§ Fragmento seleccionado
La densidad de Io, 3’57 g/cm3, sugiere que tiene un núcleo de hierro-azufre de unos 1.500 Km de radio y un manto de silicatos. Las actividades volcánicas de Io son el resultado del calor liberado por las fuerzas de marea, que distorsionan el satélite a medida que se acerca o se aleja de Júpiter en su órbita.
Europa, el cuarto satélite más grande de Júpiter y el segundo de los cuatro satélites galileanos en distancia al planeta, conocido también como Júpiter II, tiene un diámetro de 3.138 Km, ligeramente menor que nuestra Luna. La densidad de Europa es de 2’97 g/cm3 indicando que está compuesta fundamentalmente por rocas de silicio, mezcladas con, al menos, un 5% de agua.
La superficie es brillante y helada con un albedo de 0’64, dominada por redes de fracturas oscuras y lineales, algunas de más de 1.000 Km de longitud. Se han identificado en Europa al menos una docena de cráteres de impacto.
Ganímedes, el satélite más grande de Júpiter y el mayor del Sistema Solar, con un diámetro de 5.262 Km, conocido como Júpiter III y es el más brillante de los satélites galileanos.
La densidad de este satélite es de 1’94 g/cm3 y posee una superficie helada llena de contrastes con regiones de alto y bajo albedo, cubiertos por complejos sistemas de surcos, indicando la existencia de varias fases de actividad en la corteza en el pasado. Algunos de los cráteres de impacto más grandes sobre la superficie se han convertido en palimpsestos debido al lento flujo del hielo, como en un glaciar.
Titán, el satélite más grande de Saturno y el segundo más grande del Sistema Solar, con un diámetro de 5.150 Km; también conocido como Saturno VI. Fue descubierto en 1655 por C. Huygens. La composición más probable de Titán es rocas e hielo en partes iguales aproximadamente. Es el único satélite del Sistema Solar que tiene una atmósfera sustancial. La atmósfera está compuesta principalmente por nitrógeno, con un 2/10% de metano, un 0’2% de hidrógeno (porcentajes moleculares) y trazas de etano, propano, etino, cianuro de hidrógeno y monóxido de carbono. Su temperatura es de -180 ºC y pueden existir lloviznas de metano en la superficie y posiblemente nieve de metano. A unos 200 Km de altura abundan espesas nubes anaranjadas de hidrocarburos y existen además capas de neblina atmosférica hasta los 500 Km.
Las sondas Voyager revelaron un casquete polar norte en las nubes de Titán, con un collar ligeramente más oscuro a su alrededor. Además, el hemisferio norte era marcadamente más oscuro que el sur. Ambos son probablemente efectos estacionales.

§ Datos registrados

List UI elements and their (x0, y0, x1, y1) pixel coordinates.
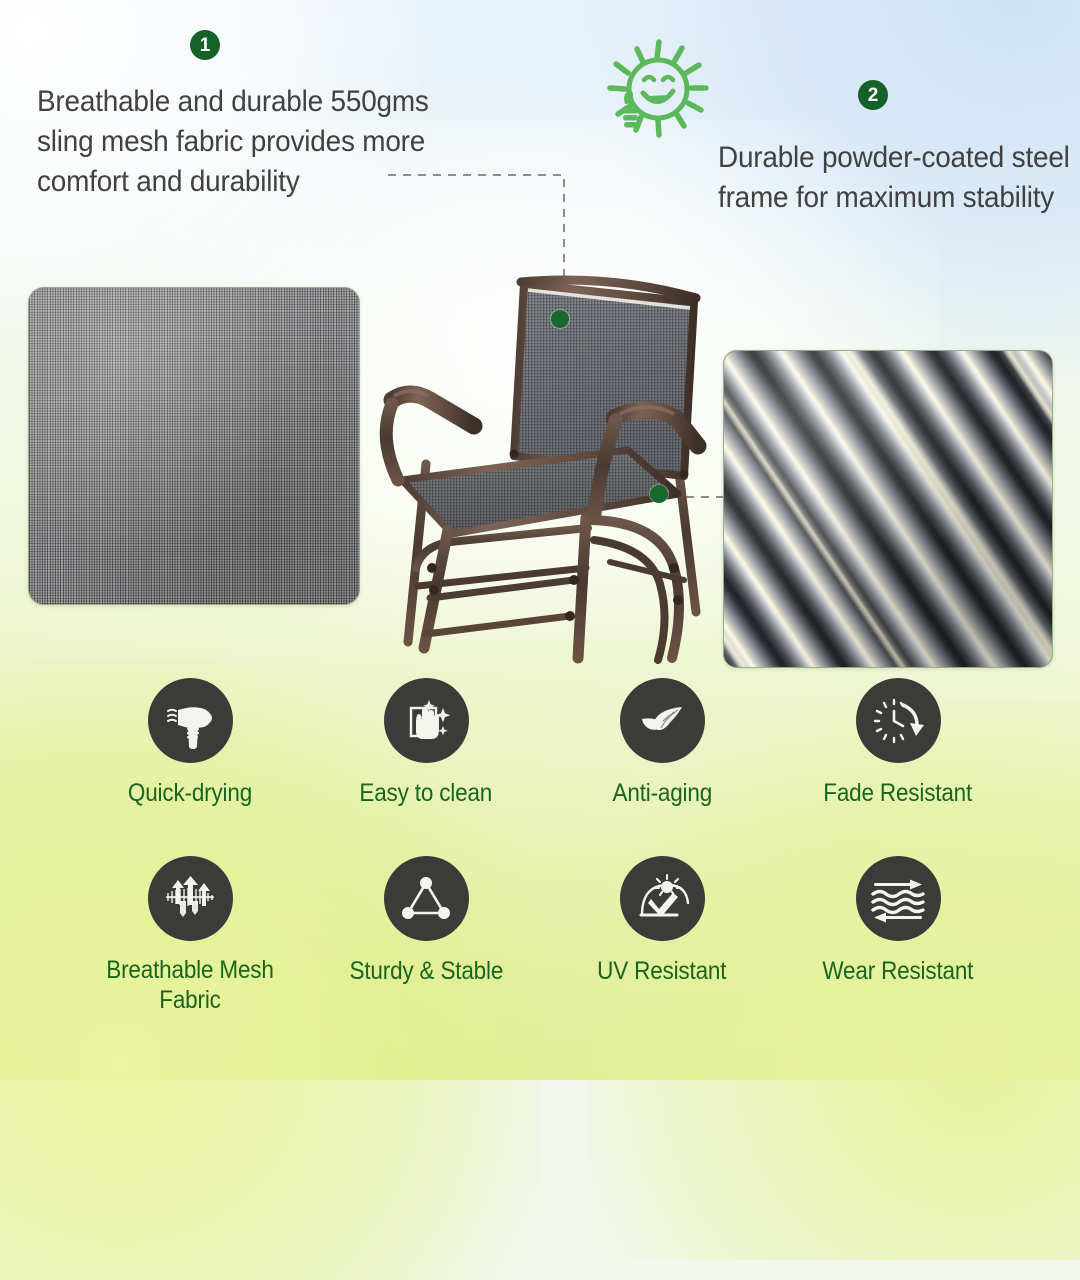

§ Conjunto de tareas
1: Extrae del fragmento sobre los satélites el texto desde "La superficie es" hasta "cráteres de impacto.", ambos incluidos.
2: Según el fragmento sobre los satélites, ¿en qué año fue descubierto Titán?
Trabaja únicamente con el fragmento.

§ Respuestas
1:
La superficie es brillante y helada con un albedo de 0’64, dominada por redes de fracturas oscuras y lineales, algunas de más de 1.000 Km de longitud. Se han identificado en Europa al menos una docena de cráteres de impacto.

2: En 1655.